Aim = Pick out every line with the word "ffffff" and copy it.

[Dataset excerpt]
----

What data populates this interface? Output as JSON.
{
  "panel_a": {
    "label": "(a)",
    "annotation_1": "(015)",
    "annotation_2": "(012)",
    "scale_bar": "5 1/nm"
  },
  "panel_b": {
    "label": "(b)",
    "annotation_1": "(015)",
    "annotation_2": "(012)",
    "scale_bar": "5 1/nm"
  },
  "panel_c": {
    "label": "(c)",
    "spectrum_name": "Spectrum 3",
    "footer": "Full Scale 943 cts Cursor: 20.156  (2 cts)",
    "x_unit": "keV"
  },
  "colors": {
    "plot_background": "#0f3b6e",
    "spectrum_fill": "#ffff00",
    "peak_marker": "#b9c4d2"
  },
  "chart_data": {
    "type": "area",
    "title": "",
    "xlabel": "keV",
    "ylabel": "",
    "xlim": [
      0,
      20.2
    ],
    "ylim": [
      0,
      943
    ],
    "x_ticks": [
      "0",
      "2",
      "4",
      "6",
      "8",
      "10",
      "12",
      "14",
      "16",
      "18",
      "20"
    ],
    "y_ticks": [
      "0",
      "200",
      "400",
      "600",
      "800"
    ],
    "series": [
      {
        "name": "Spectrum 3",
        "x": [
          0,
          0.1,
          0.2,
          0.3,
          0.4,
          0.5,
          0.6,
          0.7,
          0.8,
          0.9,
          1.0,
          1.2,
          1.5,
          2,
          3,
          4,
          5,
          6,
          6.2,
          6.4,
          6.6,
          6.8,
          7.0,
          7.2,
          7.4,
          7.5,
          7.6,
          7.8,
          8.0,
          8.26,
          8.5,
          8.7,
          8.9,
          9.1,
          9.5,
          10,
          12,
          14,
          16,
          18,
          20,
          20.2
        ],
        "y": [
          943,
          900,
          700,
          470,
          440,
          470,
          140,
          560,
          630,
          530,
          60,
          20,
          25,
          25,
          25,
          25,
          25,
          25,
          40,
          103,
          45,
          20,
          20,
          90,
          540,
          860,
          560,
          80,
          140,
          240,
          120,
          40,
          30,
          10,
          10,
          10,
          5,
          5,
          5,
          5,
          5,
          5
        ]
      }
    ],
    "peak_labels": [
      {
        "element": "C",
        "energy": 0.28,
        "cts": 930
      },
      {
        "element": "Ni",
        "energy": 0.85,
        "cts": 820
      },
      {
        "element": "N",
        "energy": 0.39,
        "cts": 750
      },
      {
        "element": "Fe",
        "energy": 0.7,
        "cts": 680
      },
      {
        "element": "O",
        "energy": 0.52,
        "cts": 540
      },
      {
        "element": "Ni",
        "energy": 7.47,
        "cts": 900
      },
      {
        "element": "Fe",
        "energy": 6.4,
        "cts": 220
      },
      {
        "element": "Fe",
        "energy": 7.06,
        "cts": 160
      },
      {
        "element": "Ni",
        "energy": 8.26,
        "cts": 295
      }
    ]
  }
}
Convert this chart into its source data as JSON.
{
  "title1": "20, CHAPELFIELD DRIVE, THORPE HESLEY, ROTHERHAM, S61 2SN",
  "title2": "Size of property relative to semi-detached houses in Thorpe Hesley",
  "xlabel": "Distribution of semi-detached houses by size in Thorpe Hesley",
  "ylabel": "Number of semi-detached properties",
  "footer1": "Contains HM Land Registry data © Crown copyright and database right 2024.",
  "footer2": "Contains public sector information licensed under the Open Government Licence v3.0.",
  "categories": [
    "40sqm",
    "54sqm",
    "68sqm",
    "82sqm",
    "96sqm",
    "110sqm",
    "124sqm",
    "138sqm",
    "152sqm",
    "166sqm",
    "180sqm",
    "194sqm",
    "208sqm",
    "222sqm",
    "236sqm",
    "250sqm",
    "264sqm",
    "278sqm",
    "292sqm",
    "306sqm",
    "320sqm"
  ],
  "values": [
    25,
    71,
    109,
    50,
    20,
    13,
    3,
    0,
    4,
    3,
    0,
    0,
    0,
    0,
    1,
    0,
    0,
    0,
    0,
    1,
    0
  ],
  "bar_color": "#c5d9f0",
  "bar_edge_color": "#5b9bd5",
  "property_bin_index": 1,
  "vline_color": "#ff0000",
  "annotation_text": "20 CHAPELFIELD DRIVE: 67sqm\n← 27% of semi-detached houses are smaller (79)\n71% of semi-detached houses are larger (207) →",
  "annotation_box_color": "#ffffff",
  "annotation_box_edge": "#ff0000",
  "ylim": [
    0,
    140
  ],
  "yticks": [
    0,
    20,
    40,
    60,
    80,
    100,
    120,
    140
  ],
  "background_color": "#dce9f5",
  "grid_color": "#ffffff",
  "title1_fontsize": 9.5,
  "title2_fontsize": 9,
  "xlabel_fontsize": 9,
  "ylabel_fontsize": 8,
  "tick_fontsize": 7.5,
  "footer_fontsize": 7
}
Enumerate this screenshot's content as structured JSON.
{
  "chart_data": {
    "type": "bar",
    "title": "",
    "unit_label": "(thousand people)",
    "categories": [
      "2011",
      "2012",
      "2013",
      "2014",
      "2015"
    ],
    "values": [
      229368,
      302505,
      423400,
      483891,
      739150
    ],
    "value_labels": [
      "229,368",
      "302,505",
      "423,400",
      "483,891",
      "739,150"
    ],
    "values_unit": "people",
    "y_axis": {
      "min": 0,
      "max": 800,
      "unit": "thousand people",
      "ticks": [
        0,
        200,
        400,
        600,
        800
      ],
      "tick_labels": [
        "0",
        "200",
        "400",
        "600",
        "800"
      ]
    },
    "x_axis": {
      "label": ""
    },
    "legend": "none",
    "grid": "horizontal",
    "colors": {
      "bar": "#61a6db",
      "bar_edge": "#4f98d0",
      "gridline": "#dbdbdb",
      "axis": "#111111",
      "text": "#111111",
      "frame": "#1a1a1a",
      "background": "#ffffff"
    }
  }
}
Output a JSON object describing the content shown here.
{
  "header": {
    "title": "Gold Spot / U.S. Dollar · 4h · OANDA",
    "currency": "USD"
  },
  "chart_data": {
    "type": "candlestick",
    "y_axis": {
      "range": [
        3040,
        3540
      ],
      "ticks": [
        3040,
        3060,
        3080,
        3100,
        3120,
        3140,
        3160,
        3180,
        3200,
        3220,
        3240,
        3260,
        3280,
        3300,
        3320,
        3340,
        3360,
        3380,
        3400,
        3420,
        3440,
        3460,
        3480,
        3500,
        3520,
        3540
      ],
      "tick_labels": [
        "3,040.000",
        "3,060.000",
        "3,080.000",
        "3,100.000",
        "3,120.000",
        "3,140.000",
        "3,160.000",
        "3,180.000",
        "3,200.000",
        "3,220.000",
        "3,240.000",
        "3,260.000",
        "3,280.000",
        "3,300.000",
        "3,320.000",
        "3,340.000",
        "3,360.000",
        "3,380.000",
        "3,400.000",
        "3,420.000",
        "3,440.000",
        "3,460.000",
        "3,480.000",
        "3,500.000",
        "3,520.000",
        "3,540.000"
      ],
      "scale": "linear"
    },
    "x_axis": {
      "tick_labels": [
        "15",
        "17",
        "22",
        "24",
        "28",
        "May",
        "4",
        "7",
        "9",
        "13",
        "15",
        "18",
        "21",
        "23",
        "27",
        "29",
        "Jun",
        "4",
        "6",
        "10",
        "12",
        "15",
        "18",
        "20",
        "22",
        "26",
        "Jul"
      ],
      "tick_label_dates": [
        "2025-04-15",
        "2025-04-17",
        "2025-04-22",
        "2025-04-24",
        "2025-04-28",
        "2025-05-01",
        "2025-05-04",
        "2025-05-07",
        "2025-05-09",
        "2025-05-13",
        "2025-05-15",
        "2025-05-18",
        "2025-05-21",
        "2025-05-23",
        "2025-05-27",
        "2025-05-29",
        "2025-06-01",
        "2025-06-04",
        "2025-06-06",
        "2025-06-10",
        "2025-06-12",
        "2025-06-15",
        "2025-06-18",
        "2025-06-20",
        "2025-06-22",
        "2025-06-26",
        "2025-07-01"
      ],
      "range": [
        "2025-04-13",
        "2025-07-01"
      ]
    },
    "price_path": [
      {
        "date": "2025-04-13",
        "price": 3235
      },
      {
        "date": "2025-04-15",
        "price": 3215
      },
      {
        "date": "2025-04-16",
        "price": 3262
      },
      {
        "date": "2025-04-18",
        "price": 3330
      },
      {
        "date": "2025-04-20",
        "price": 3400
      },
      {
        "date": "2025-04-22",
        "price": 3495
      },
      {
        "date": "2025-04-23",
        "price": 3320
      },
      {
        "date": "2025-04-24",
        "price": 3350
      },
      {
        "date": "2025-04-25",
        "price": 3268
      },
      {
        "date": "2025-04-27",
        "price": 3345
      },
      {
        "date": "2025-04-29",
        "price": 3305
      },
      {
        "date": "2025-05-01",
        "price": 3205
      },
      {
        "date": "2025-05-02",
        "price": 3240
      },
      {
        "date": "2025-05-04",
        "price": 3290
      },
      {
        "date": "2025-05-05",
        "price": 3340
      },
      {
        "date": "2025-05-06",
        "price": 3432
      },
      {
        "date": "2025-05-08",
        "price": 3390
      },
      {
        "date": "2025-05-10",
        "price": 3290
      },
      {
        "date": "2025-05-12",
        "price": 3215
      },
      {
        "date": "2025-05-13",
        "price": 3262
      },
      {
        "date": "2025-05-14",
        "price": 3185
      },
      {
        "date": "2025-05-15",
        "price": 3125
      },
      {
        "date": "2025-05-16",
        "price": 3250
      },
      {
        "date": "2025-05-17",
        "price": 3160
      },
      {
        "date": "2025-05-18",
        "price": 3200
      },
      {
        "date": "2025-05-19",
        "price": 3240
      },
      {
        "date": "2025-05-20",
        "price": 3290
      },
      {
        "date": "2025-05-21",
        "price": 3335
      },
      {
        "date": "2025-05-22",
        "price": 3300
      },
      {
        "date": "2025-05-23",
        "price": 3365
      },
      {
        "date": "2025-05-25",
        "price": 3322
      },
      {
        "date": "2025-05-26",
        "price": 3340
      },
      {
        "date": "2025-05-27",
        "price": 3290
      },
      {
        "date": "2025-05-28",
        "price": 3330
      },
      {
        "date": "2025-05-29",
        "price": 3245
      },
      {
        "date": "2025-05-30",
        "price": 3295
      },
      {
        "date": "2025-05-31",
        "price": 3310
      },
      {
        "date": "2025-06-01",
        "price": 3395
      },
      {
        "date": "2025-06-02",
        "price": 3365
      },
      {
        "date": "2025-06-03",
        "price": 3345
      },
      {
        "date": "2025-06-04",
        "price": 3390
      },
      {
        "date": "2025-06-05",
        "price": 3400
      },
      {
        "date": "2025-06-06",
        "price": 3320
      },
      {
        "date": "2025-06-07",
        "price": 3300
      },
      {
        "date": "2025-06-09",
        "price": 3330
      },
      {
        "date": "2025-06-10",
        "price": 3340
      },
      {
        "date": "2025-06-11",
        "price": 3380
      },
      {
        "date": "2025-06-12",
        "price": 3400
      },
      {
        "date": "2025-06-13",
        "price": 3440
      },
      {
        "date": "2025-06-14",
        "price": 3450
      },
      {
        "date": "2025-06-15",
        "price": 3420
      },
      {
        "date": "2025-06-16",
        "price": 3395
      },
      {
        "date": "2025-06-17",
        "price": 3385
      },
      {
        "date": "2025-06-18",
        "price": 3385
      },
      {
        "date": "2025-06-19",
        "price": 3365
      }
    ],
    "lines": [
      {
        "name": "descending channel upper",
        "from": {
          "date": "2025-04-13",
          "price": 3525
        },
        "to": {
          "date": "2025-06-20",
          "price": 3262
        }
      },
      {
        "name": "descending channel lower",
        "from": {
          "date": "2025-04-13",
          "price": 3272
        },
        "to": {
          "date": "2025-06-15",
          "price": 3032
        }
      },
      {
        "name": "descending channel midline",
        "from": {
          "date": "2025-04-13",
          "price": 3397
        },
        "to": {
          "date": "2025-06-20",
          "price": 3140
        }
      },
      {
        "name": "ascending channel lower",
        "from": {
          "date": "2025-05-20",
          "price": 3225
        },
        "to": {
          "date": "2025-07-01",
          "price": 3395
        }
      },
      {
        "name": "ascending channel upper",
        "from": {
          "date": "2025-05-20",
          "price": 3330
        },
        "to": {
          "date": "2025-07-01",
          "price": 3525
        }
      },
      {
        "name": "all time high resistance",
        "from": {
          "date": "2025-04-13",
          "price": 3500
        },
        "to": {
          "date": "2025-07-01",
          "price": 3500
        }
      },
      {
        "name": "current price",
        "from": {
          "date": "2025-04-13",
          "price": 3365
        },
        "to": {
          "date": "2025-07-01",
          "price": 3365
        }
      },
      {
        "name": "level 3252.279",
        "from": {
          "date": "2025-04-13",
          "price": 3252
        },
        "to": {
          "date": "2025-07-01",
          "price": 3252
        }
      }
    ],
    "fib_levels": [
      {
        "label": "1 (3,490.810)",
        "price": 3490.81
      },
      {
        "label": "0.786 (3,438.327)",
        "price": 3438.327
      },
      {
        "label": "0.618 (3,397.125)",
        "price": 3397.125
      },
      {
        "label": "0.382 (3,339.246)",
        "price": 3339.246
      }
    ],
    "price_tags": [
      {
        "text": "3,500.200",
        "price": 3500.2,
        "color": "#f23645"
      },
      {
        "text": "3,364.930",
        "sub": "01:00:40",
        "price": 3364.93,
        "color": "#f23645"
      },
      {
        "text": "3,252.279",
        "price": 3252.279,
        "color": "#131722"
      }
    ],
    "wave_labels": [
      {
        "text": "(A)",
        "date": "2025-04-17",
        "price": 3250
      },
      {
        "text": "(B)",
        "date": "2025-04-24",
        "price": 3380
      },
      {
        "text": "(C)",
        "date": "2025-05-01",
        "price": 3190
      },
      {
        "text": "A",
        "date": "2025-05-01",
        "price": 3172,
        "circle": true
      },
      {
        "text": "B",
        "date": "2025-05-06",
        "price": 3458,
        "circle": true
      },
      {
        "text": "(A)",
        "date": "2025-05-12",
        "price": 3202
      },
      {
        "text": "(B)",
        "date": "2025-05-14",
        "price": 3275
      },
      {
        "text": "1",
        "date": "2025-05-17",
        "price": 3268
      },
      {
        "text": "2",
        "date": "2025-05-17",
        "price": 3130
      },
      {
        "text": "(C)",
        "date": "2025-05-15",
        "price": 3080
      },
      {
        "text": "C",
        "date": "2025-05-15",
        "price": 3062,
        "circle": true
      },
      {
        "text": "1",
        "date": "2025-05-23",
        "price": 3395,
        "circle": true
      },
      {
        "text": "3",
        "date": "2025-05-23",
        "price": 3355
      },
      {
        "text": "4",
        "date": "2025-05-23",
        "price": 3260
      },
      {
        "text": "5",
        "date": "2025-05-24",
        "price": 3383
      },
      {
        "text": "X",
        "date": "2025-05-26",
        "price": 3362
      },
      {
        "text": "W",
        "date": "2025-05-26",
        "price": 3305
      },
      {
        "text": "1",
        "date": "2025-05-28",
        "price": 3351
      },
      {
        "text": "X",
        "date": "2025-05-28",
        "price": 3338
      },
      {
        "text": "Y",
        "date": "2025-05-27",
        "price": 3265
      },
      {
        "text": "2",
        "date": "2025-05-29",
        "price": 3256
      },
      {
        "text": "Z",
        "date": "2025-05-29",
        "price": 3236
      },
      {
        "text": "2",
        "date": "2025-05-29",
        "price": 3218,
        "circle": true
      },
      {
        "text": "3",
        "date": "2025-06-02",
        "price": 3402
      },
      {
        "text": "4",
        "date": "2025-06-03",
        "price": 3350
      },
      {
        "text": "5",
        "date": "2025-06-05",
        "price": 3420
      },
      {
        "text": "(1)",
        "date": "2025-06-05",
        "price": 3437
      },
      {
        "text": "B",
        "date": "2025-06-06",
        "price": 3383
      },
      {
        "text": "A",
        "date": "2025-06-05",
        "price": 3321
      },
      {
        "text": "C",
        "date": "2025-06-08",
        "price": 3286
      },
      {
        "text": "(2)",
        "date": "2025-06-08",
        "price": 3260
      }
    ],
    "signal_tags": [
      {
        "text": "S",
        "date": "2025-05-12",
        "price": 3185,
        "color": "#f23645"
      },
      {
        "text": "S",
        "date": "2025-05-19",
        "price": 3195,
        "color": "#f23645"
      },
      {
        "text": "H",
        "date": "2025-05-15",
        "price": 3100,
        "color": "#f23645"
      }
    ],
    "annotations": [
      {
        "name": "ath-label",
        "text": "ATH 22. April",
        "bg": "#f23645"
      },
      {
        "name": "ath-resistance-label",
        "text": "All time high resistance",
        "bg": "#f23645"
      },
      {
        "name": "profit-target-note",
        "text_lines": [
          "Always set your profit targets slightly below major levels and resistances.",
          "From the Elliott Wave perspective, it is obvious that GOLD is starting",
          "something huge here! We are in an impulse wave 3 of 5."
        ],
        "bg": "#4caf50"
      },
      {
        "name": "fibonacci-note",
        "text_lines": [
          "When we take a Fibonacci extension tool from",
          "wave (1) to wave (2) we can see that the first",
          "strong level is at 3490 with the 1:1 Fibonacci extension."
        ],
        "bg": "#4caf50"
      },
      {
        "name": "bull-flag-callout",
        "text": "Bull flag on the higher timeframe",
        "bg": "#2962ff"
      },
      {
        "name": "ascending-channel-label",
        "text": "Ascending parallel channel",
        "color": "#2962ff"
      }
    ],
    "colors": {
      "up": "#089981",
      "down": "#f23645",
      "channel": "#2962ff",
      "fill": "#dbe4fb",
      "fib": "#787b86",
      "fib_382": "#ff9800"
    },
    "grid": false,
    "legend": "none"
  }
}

----

Result =
  "annotation_box_color": "#ffffff",
  "grid_color": "#ffffff",
      "background": "#ffffff"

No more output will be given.